> _The request_: Locate each line below that includes "ylabel" and reproduce it.

> _Source material_:

Begin

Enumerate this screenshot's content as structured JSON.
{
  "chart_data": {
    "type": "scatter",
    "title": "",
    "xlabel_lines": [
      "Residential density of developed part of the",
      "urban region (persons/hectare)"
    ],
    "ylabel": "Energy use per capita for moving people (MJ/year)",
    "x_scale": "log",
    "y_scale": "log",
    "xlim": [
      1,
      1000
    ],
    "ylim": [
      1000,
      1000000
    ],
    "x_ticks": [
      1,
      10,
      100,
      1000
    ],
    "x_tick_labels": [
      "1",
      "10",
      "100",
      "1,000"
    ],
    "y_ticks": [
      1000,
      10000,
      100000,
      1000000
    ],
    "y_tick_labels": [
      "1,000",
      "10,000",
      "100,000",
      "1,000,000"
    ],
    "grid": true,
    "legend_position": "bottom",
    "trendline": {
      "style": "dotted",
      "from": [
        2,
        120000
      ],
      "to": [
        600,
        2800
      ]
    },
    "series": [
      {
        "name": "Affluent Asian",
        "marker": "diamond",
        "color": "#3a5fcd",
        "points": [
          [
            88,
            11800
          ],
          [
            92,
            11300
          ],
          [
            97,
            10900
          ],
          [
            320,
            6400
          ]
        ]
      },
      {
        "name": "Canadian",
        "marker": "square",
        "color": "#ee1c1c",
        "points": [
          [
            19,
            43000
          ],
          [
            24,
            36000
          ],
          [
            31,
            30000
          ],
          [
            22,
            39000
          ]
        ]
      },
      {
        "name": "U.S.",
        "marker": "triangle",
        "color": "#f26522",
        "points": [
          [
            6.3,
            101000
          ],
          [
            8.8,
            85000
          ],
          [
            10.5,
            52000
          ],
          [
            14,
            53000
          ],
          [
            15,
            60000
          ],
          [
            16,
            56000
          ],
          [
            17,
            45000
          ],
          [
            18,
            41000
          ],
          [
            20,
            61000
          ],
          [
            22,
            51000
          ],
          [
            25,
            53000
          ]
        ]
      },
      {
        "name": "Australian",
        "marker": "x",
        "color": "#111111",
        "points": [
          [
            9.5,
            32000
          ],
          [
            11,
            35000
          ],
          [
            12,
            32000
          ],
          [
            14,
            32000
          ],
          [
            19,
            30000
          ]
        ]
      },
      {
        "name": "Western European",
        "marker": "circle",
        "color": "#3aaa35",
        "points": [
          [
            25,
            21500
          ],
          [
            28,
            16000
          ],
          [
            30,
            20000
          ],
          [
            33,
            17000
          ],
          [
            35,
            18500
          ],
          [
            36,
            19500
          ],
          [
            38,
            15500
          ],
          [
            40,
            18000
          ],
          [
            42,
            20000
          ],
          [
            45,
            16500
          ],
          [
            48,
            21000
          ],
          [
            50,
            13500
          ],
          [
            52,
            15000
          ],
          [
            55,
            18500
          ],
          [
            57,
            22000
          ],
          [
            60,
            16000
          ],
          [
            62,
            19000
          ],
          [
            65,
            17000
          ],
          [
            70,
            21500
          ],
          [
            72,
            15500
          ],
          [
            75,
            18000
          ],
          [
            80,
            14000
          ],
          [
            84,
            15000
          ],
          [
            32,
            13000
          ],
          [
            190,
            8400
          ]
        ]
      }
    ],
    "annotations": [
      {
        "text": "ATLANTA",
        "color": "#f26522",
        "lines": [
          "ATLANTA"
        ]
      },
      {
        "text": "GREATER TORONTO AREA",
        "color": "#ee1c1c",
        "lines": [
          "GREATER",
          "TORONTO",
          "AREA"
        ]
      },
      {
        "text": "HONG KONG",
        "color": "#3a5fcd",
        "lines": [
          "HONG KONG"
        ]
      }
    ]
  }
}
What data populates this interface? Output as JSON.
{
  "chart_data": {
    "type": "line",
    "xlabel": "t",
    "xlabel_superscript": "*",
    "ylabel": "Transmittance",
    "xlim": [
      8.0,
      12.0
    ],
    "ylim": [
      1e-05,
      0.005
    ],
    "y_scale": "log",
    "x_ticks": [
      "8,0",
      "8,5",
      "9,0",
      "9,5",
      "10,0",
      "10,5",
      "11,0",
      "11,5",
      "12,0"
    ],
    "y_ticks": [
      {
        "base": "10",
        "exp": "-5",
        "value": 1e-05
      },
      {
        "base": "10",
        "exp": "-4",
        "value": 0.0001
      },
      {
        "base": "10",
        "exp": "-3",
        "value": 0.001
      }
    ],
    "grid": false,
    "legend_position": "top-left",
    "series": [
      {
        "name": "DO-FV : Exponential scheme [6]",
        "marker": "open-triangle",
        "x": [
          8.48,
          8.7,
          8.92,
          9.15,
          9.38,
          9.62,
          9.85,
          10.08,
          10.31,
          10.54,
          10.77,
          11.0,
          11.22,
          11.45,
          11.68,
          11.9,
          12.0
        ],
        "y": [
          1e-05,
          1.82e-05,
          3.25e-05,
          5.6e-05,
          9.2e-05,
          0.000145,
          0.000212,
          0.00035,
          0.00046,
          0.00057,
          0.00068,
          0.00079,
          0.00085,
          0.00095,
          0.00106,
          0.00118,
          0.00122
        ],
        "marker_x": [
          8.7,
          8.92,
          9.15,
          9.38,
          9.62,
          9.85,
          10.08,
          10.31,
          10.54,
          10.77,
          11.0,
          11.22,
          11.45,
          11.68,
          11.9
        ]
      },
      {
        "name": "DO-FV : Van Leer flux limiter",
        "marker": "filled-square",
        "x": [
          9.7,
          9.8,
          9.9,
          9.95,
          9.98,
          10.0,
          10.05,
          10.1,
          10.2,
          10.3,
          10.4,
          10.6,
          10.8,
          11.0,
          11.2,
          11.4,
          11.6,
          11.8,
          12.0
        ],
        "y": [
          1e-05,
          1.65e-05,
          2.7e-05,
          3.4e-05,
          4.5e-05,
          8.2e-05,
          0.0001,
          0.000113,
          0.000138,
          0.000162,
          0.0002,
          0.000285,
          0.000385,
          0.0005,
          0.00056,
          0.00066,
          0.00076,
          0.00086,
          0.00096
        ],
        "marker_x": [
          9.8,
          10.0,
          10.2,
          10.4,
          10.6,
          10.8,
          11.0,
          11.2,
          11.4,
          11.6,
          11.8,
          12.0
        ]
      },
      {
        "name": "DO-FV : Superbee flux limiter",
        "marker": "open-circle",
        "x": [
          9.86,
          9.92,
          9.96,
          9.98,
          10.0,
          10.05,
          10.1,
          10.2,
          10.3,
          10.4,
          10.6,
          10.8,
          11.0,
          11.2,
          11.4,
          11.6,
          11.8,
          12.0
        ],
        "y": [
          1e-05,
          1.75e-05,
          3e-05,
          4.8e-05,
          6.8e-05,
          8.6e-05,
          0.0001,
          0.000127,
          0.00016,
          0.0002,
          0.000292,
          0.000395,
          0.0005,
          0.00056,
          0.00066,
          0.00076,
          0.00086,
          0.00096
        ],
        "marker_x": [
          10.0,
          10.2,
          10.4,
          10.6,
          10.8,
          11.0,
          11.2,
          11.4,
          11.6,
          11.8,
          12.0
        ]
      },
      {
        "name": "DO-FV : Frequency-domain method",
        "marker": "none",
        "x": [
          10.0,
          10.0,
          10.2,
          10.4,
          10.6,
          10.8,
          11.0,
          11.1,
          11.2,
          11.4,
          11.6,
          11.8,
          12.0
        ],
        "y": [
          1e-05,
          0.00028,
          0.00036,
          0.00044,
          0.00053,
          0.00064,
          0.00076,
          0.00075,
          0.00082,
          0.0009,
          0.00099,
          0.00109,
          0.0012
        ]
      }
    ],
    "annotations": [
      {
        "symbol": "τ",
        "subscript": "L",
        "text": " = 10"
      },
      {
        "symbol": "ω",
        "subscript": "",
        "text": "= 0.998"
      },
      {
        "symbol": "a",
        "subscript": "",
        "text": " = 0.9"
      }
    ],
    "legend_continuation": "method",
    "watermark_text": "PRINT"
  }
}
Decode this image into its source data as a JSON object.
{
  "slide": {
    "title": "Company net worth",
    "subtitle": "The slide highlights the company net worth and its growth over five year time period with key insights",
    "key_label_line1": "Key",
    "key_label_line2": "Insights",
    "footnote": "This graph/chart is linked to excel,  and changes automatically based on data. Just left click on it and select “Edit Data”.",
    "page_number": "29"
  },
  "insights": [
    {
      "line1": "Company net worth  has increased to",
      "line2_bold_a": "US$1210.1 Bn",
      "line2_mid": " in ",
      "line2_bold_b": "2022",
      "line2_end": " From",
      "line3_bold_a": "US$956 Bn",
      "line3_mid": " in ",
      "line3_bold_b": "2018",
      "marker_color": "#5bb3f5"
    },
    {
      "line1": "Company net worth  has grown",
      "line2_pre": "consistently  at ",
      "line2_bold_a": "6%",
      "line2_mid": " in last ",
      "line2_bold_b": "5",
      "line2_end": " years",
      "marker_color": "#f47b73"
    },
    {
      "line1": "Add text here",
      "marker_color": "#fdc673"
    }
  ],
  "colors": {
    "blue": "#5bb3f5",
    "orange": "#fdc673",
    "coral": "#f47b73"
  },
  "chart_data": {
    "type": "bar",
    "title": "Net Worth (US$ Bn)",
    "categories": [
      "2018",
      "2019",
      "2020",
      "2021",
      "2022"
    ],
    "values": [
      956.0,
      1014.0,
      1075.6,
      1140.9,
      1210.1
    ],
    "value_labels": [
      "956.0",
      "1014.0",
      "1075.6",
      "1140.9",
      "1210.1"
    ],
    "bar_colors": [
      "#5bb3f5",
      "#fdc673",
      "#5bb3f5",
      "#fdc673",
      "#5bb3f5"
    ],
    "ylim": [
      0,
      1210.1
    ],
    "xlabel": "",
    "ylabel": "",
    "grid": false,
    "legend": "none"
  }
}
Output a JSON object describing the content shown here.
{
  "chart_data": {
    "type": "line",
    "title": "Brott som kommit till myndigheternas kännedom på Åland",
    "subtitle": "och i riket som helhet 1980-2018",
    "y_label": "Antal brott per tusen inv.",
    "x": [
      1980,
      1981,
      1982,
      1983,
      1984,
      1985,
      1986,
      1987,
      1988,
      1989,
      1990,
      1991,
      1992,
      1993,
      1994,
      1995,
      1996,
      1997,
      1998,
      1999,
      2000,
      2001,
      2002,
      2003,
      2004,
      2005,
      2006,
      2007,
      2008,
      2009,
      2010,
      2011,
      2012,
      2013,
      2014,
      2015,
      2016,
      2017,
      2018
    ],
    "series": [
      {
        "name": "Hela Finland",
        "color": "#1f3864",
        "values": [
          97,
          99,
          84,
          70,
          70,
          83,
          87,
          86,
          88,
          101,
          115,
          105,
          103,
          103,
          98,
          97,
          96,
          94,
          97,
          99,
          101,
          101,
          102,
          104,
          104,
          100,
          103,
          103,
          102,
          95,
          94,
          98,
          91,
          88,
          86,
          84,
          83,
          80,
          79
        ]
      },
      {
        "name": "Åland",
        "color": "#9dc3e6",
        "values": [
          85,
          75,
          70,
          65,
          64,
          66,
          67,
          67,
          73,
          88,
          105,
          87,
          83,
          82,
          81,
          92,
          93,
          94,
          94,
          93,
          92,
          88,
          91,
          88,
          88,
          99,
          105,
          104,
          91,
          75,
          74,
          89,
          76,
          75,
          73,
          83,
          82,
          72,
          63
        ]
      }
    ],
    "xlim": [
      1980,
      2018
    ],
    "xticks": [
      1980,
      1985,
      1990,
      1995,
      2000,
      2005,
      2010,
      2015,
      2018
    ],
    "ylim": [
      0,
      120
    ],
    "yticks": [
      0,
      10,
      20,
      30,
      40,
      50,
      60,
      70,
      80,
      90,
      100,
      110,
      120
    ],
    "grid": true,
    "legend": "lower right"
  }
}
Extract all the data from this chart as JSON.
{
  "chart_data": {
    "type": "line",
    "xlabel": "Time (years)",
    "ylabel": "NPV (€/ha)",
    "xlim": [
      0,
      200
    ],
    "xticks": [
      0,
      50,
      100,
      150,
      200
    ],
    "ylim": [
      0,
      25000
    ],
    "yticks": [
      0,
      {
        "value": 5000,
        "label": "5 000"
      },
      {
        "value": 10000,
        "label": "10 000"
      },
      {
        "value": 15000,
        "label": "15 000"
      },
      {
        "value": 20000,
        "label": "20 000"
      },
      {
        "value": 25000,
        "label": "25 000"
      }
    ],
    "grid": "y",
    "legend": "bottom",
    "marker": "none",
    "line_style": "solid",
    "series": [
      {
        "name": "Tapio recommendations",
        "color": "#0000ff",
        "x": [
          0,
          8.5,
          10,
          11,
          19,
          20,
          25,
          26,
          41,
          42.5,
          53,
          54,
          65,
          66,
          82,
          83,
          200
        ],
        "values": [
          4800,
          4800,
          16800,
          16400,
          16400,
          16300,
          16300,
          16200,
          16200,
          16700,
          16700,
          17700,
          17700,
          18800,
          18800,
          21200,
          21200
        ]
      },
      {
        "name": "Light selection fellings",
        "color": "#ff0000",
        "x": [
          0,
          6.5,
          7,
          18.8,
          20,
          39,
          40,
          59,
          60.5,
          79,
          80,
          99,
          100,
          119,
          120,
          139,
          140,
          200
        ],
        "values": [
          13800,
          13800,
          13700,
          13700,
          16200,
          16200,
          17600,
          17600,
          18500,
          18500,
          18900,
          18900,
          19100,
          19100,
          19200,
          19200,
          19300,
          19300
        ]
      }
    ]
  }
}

End

> _Result for this task_:
    "ylabel": "Energy use per capita for moving people (MJ/year)",
    "ylabel": "Transmittance",
    "ylabel": "",
    "ylabel": "NPV (€/ha)",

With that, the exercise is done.